# What to work on:
Images appear in the records below; leave them out and repeat everything else exactly.

--- start ---

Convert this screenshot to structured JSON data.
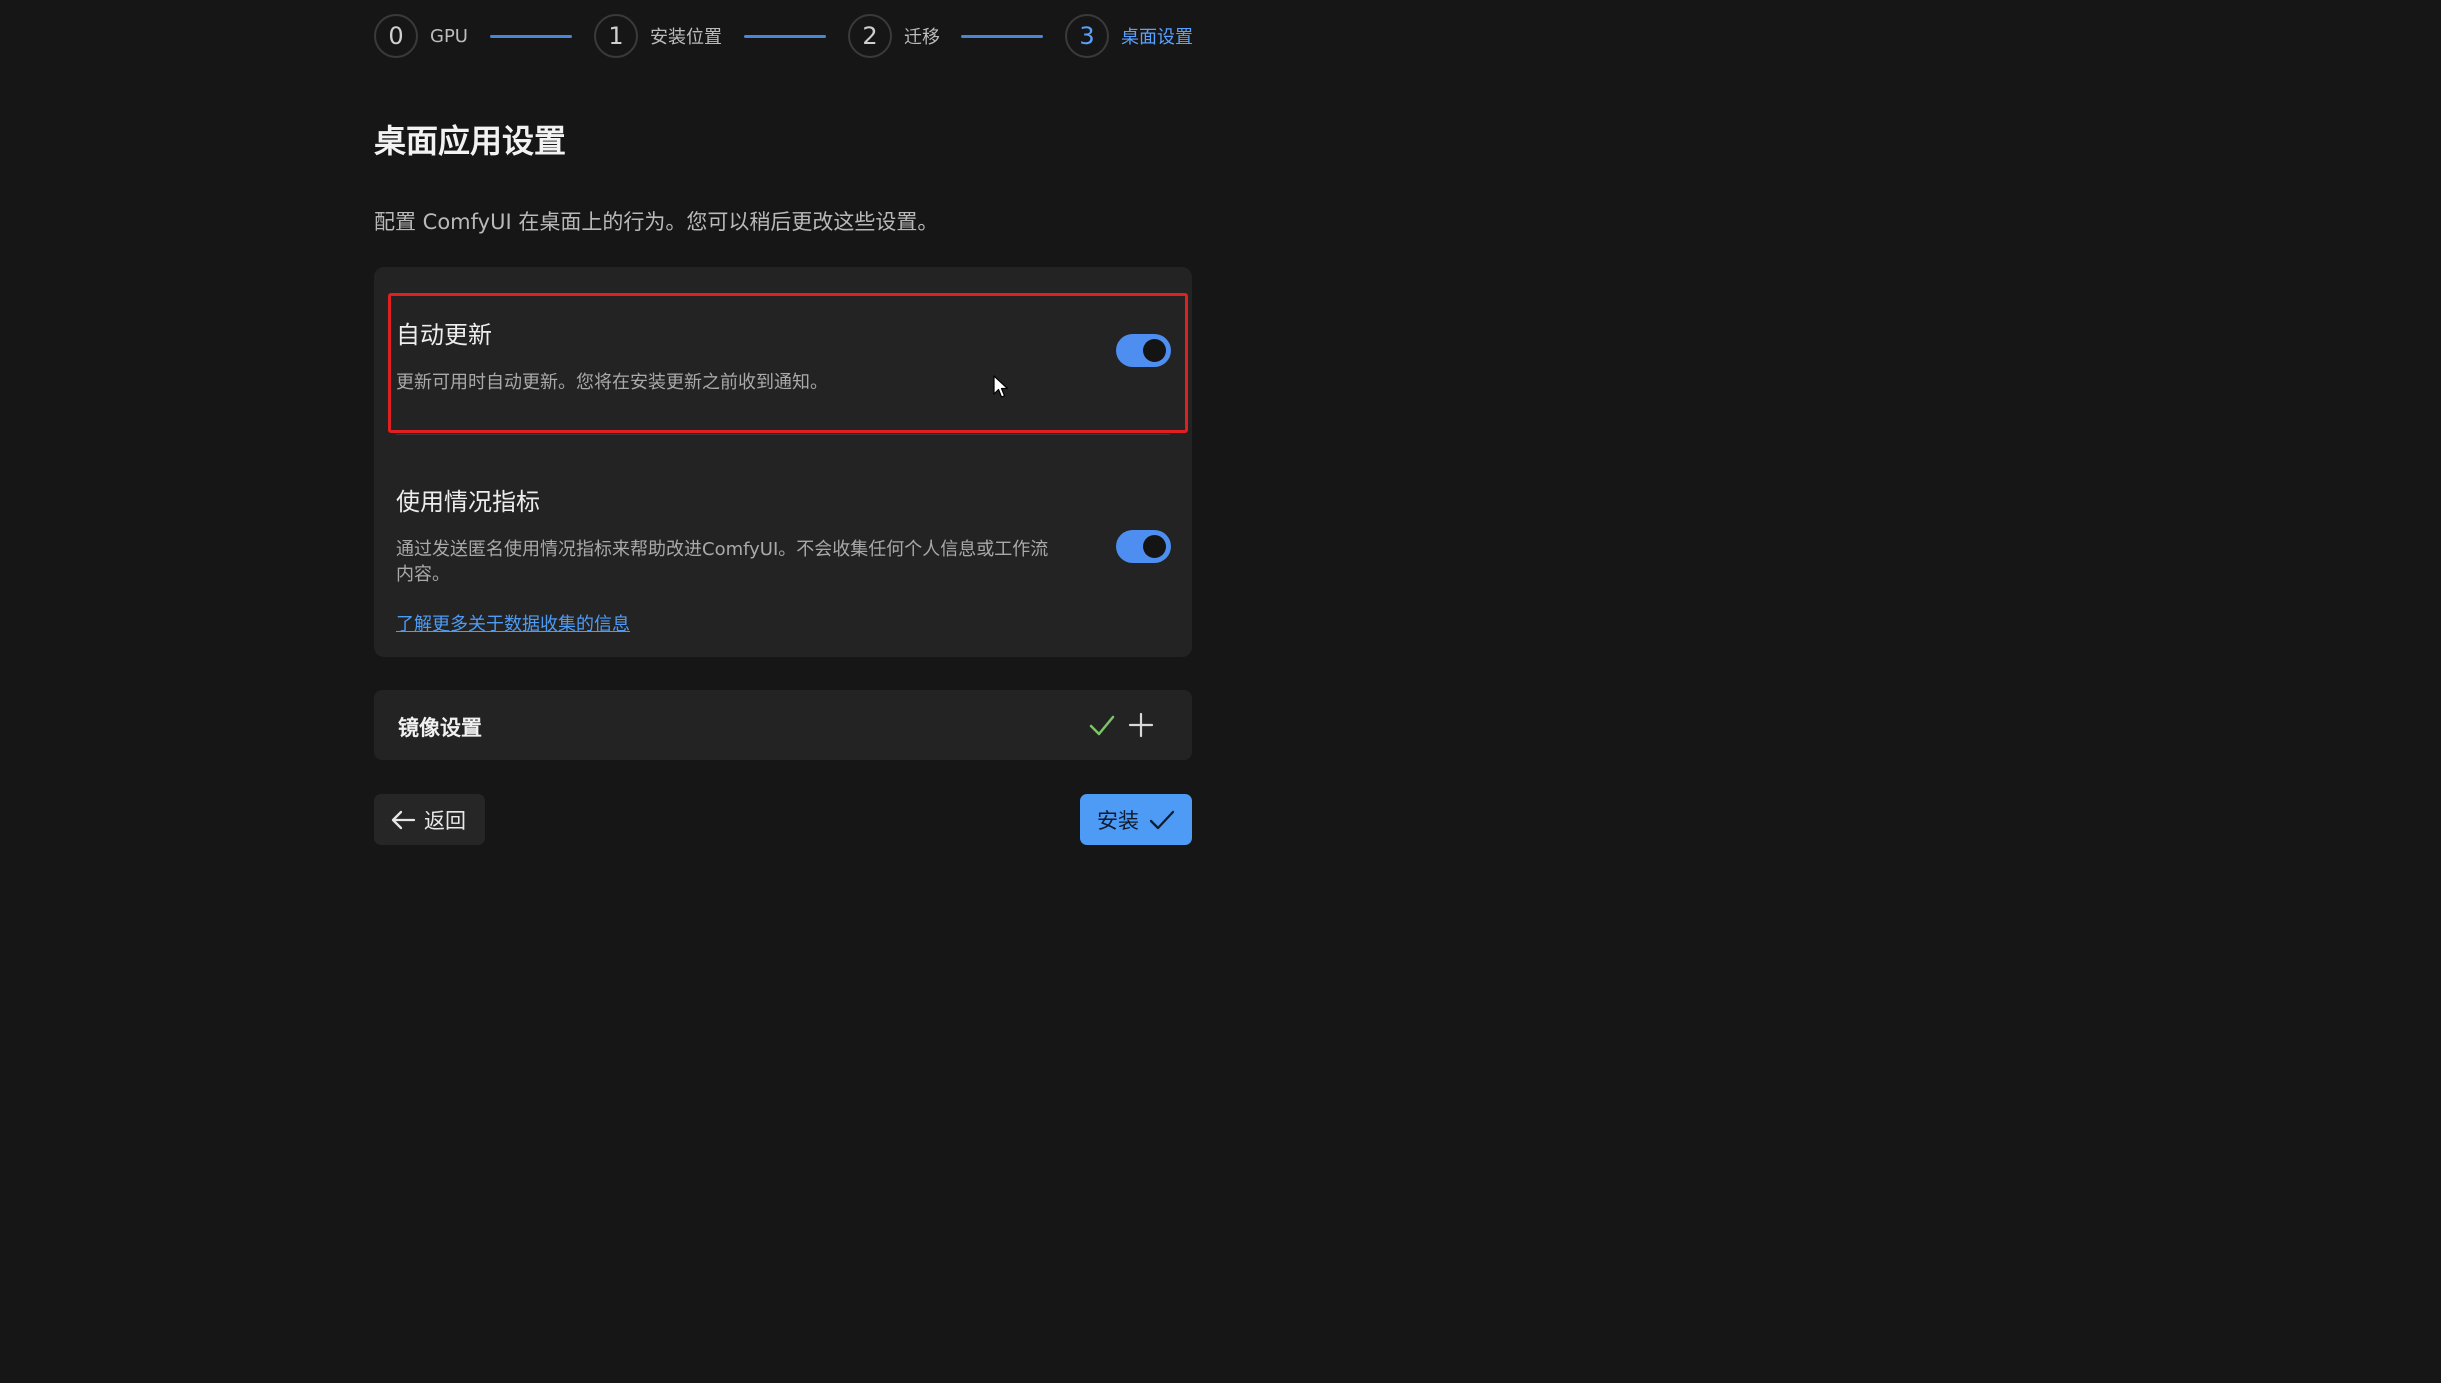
{
  "stepper": {
    "steps": [
      {
        "number": "0",
        "label": "GPU"
      },
      {
        "number": "1",
        "label": "安装位置"
      },
      {
        "number": "2",
        "label": "迁移"
      },
      {
        "number": "3",
        "label": "桌面设置"
      }
    ],
    "active_index": 3
  },
  "page": {
    "title": "桌面应用设置",
    "subtitle": "配置 ComfyUI 在桌面上的行为。您可以稍后更改这些设置。"
  },
  "settings": {
    "auto_update": {
      "title": "自动更新",
      "description": "更新可用时自动更新。您将在安装更新之前收到通知。",
      "enabled": true
    },
    "usage_metrics": {
      "title": "使用情况指标",
      "description_line1": "通过发送匿名使用情况指标来帮助改进ComfyUI。不会收集任何个人信息或工作流",
      "description_line2": "内容。",
      "enabled": true,
      "link_label": "了解更多关于数据收集的信息"
    }
  },
  "mirror": {
    "title": "镜像设置"
  },
  "footer": {
    "back_label": "返回",
    "install_label": "安装"
  },
  "colors": {
    "accent": "#4d9bf5",
    "highlight_border": "#e02020",
    "check_green": "#7ec36a"
  }
}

--- end ---

# Result of this exercise:
Convert this screenshot to structured JSON data.
{
  "stepper": {
    "steps": [
      {
        "number": "0",
        "label": "GPU"
      },
      {
        "number": "1",
        "label": "安装位置"
      },
      {
        "number": "2",
        "label": "迁移"
      },
      {
        "number": "3",
        "label": "桌面设置"
      }
    ],
    "active_index": 3
  },
  "page": {
    "title": "桌面应用设置",
    "subtitle": "配置 ComfyUI 在桌面上的行为。您可以稍后更改这些设置。"
  },
  "settings": {
    "auto_update": {
      "title": "自动更新",
      "description": "更新可用时自动更新。您将在安装更新之前收到通知。",
      "enabled": true
    },
    "usage_metrics": {
      "title": "使用情况指标",
      "description_line1": "通过发送匿名使用情况指标来帮助改进ComfyUI。不会收集任何个人信息或工作流",
      "description_line2": "内容。",
      "enabled": true,
      "link_label": "了解更多关于数据收集的信息"
    }
  },
  "mirror": {
    "title": "镜像设置"
  },
  "footer": {
    "back_label": "返回",
    "install_label": "安装"
  },
  "colors": {
    "accent": "#4d9bf5",
    "highlight_border": "#e02020",
    "check_green": "#7ec36a"
  }
}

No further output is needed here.